(Data extracted from a collection)

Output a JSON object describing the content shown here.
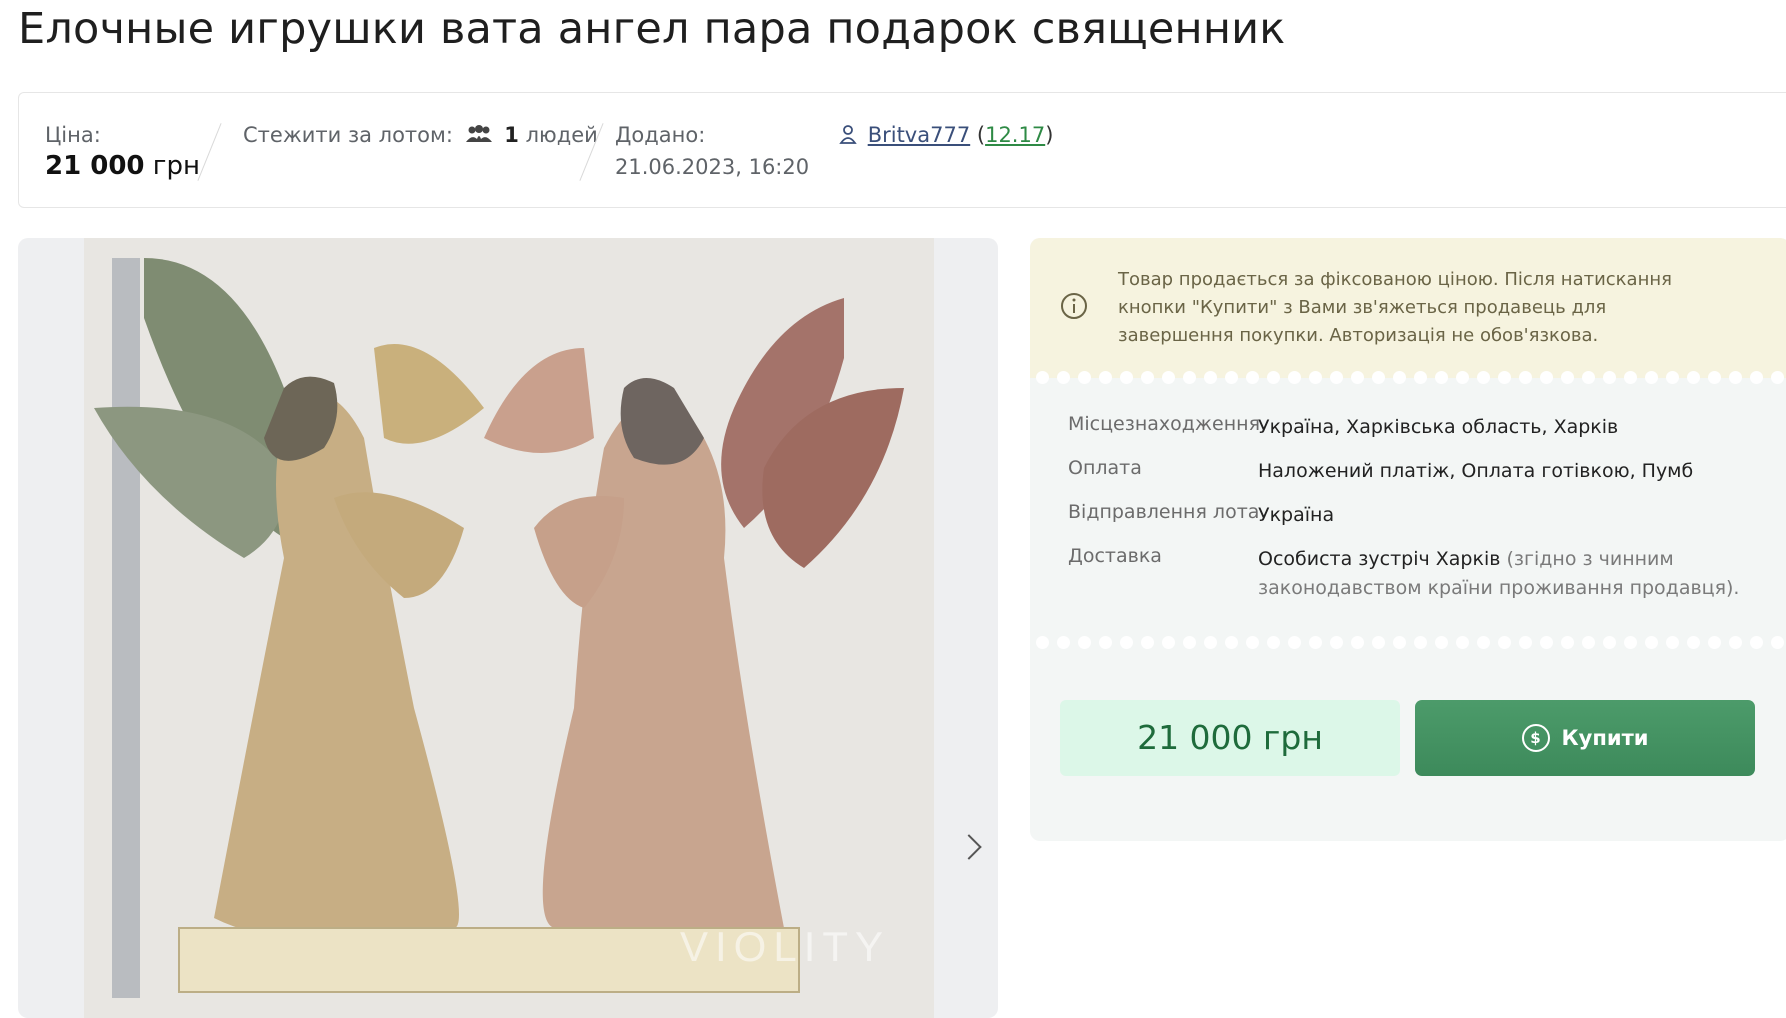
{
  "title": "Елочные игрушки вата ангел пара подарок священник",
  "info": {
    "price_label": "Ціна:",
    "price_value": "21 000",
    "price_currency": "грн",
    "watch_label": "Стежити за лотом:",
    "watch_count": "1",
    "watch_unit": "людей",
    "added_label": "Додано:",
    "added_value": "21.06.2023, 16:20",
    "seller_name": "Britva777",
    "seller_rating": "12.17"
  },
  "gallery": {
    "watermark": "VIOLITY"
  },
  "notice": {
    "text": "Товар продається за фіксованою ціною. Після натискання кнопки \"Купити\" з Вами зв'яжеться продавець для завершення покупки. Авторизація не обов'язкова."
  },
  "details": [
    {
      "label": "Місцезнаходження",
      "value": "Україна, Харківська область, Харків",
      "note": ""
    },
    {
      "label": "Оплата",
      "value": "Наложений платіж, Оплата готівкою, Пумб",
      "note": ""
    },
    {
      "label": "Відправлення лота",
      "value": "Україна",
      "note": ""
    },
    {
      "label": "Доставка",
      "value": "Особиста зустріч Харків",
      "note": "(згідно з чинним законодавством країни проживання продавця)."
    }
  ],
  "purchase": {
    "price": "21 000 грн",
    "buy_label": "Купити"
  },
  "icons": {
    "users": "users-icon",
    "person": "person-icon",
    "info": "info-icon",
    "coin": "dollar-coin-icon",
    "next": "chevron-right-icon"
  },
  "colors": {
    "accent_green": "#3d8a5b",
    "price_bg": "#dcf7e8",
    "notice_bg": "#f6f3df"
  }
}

> Task description
What is the number of lines in the listing above that contain the string "Україна"? Give only the number.

> Written solution
2